Excerpts from a figure dataset:
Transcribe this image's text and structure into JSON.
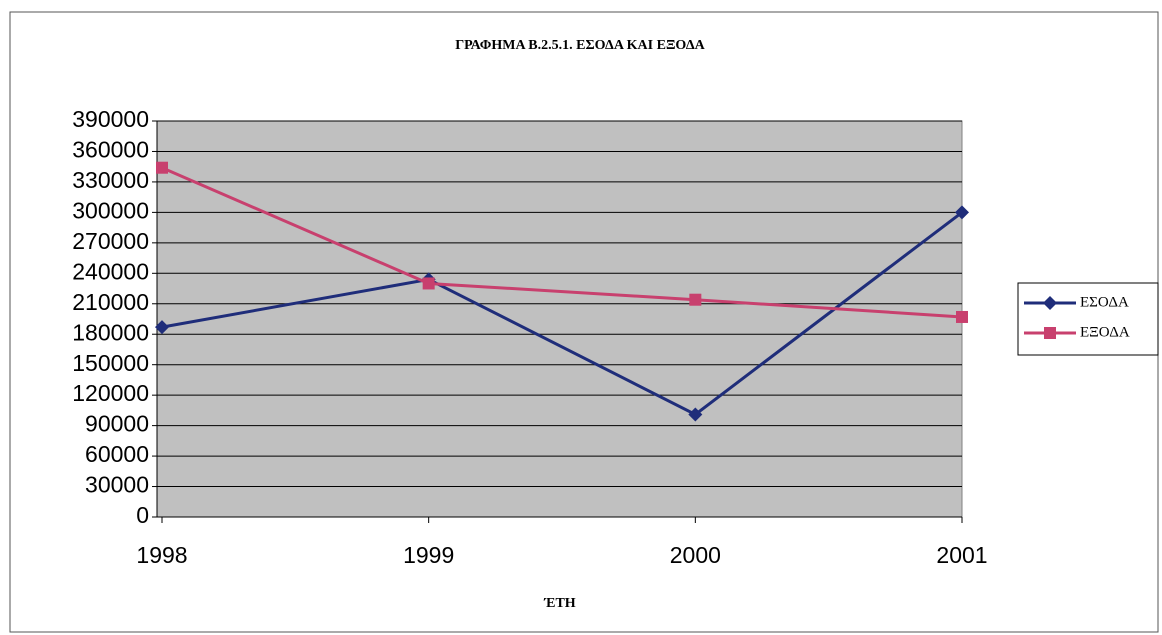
{
  "chart_data": {
    "type": "line",
    "title": "ΓΡΑΦΗΜΑ Β.2.5.1. ΕΣΟΔΑ ΚΑΙ ΕΞΟΔΑ",
    "x_label": "ΈΤΗ",
    "categories": [
      "1998",
      "1999",
      "2000",
      "2001"
    ],
    "series": [
      {
        "name": "ΕΣΟΔΑ",
        "color": "#1f2d7a",
        "marker": "diamond",
        "values": [
          187000,
          234000,
          101000,
          300000
        ]
      },
      {
        "name": "ΕΞΟΔΑ",
        "color": "#c8406e",
        "marker": "square",
        "values": [
          344000,
          230000,
          214000,
          197000
        ]
      }
    ],
    "ylim": [
      0,
      390000
    ],
    "yticks": [
      0,
      30000,
      60000,
      90000,
      120000,
      150000,
      180000,
      210000,
      240000,
      270000,
      300000,
      330000,
      360000,
      390000
    ],
    "grid": true,
    "legend": "right"
  }
}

▶ _Exercise directions_: Can you restate all the records above word for word while dropping the pictures?

▶ _Task output_:
Transcribe this image's text and structure into JSON.
{
  "chart_data": {
    "type": "line",
    "title": "ΓΡΑΦΗΜΑ Β.2.5.1. ΕΣΟΔΑ ΚΑΙ ΕΞΟΔΑ",
    "x_label": "ΈΤΗ",
    "categories": [
      "1998",
      "1999",
      "2000",
      "2001"
    ],
    "series": [
      {
        "name": "ΕΣΟΔΑ",
        "color": "#1f2d7a",
        "marker": "diamond",
        "values": [
          187000,
          234000,
          101000,
          300000
        ]
      },
      {
        "name": "ΕΞΟΔΑ",
        "color": "#c8406e",
        "marker": "square",
        "values": [
          344000,
          230000,
          214000,
          197000
        ]
      }
    ],
    "ylim": [
      0,
      390000
    ],
    "yticks": [
      0,
      30000,
      60000,
      90000,
      120000,
      150000,
      180000,
      210000,
      240000,
      270000,
      300000,
      330000,
      360000,
      390000
    ],
    "grid": true,
    "legend": "right"
  }
}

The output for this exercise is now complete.